→ **Task goal**
Copy everything in the listing below word for word, apart from any images.

→ **Information shown**
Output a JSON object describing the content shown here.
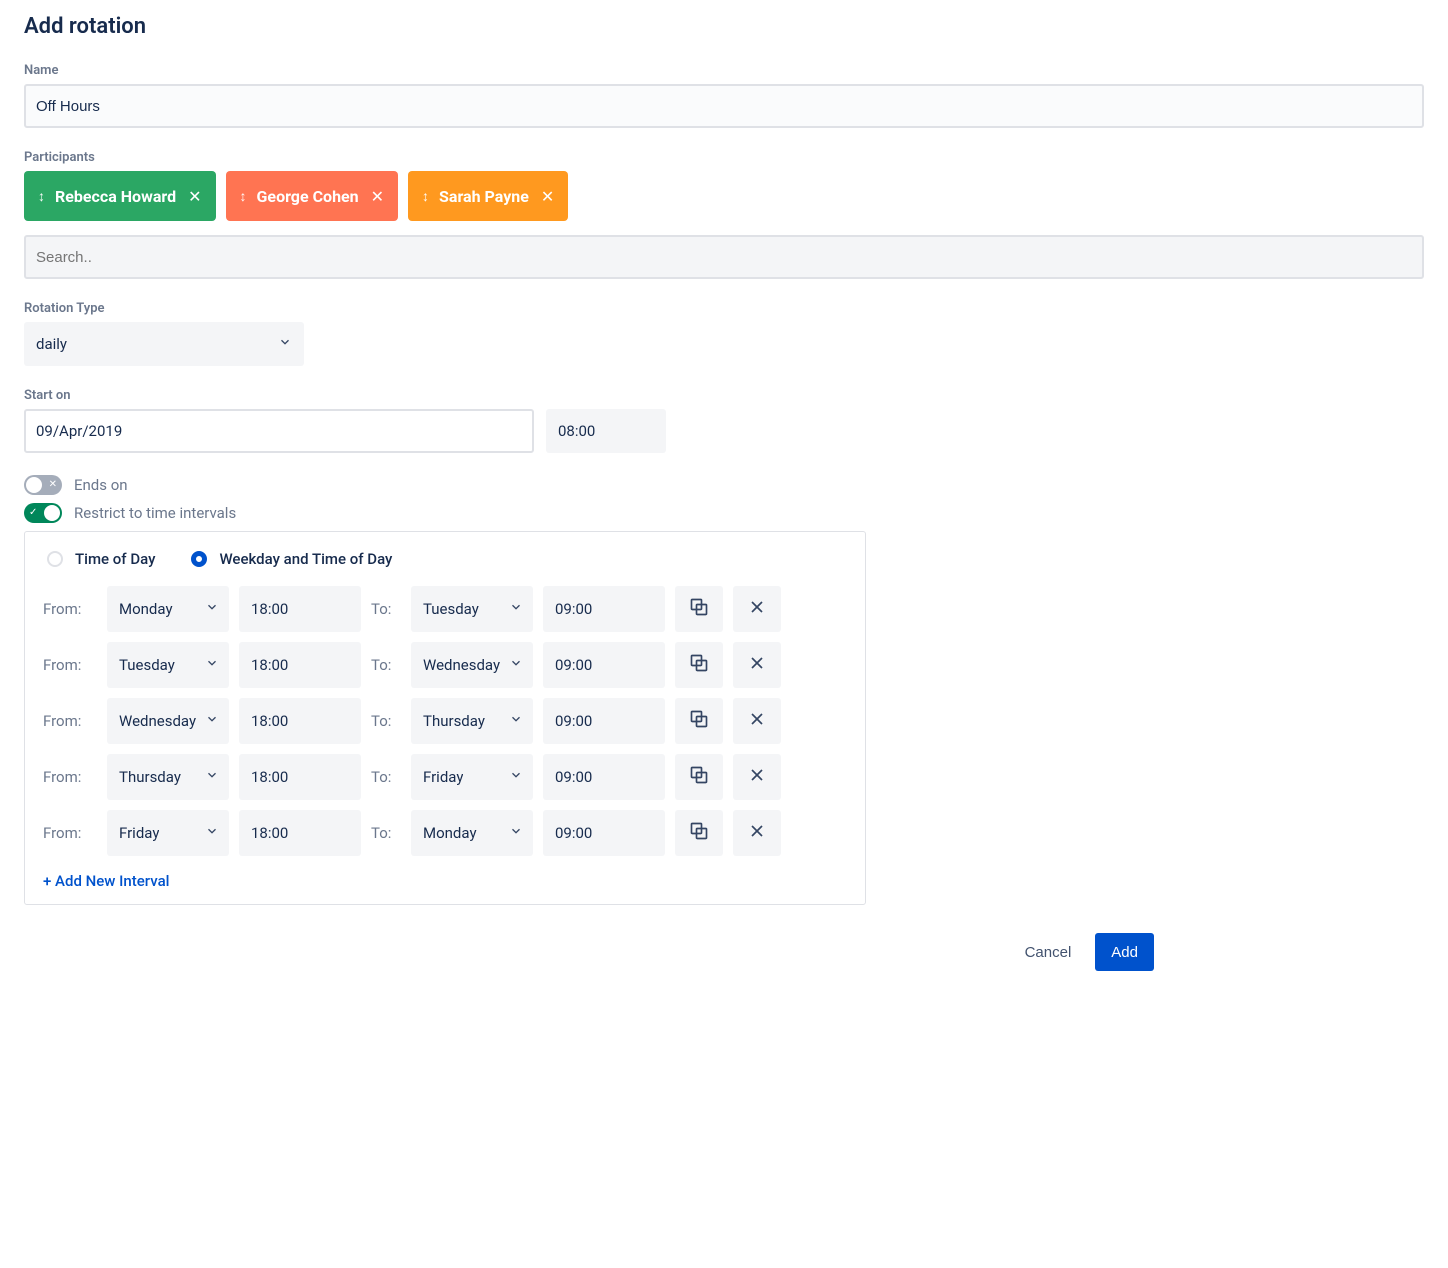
{
  "title": "Add rotation",
  "name": {
    "label": "Name",
    "value": "Off Hours"
  },
  "participants": {
    "label": "Participants",
    "chips": [
      {
        "name": "Rebecca Howard",
        "color": "green"
      },
      {
        "name": "George Cohen",
        "color": "orange-red"
      },
      {
        "name": "Sarah Payne",
        "color": "orange"
      }
    ],
    "search_placeholder": "Search.."
  },
  "rotation_type": {
    "label": "Rotation Type",
    "value": "daily"
  },
  "start_on": {
    "label": "Start on",
    "date": "09/Apr/2019",
    "time": "08:00"
  },
  "toggles": {
    "ends_on": {
      "label": "Ends on",
      "on": false
    },
    "restrict": {
      "label": "Restrict to time intervals",
      "on": true
    }
  },
  "interval_mode": {
    "options": [
      "Time of Day",
      "Weekday and Time of Day"
    ],
    "selected": 1
  },
  "interval_labels": {
    "from": "From:",
    "to": "To:",
    "add_new": "+ Add New Interval"
  },
  "intervals": [
    {
      "from_day": "Monday",
      "from_time": "18:00",
      "to_day": "Tuesday",
      "to_time": "09:00"
    },
    {
      "from_day": "Tuesday",
      "from_time": "18:00",
      "to_day": "Wednesday",
      "to_time": "09:00"
    },
    {
      "from_day": "Wednesday",
      "from_time": "18:00",
      "to_day": "Thursday",
      "to_time": "09:00"
    },
    {
      "from_day": "Thursday",
      "from_time": "18:00",
      "to_day": "Friday",
      "to_time": "09:00"
    },
    {
      "from_day": "Friday",
      "from_time": "18:00",
      "to_day": "Monday",
      "to_time": "09:00"
    }
  ],
  "footer": {
    "cancel": "Cancel",
    "add": "Add"
  }
}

→ **Task response**
Output a JSON object describing the content shown here.
{
  "title": "Add rotation",
  "name": {
    "label": "Name",
    "value": "Off Hours"
  },
  "participants": {
    "label": "Participants",
    "chips": [
      {
        "name": "Rebecca Howard",
        "color": "green"
      },
      {
        "name": "George Cohen",
        "color": "orange-red"
      },
      {
        "name": "Sarah Payne",
        "color": "orange"
      }
    ],
    "search_placeholder": "Search.."
  },
  "rotation_type": {
    "label": "Rotation Type",
    "value": "daily"
  },
  "start_on": {
    "label": "Start on",
    "date": "09/Apr/2019",
    "time": "08:00"
  },
  "toggles": {
    "ends_on": {
      "label": "Ends on",
      "on": false
    },
    "restrict": {
      "label": "Restrict to time intervals",
      "on": true
    }
  },
  "interval_mode": {
    "options": [
      "Time of Day",
      "Weekday and Time of Day"
    ],
    "selected": 1
  },
  "interval_labels": {
    "from": "From:",
    "to": "To:",
    "add_new": "+ Add New Interval"
  },
  "intervals": [
    {
      "from_day": "Monday",
      "from_time": "18:00",
      "to_day": "Tuesday",
      "to_time": "09:00"
    },
    {
      "from_day": "Tuesday",
      "from_time": "18:00",
      "to_day": "Wednesday",
      "to_time": "09:00"
    },
    {
      "from_day": "Wednesday",
      "from_time": "18:00",
      "to_day": "Thursday",
      "to_time": "09:00"
    },
    {
      "from_day": "Thursday",
      "from_time": "18:00",
      "to_day": "Friday",
      "to_time": "09:00"
    },
    {
      "from_day": "Friday",
      "from_time": "18:00",
      "to_day": "Monday",
      "to_time": "09:00"
    }
  ],
  "footer": {
    "cancel": "Cancel",
    "add": "Add"
  }
}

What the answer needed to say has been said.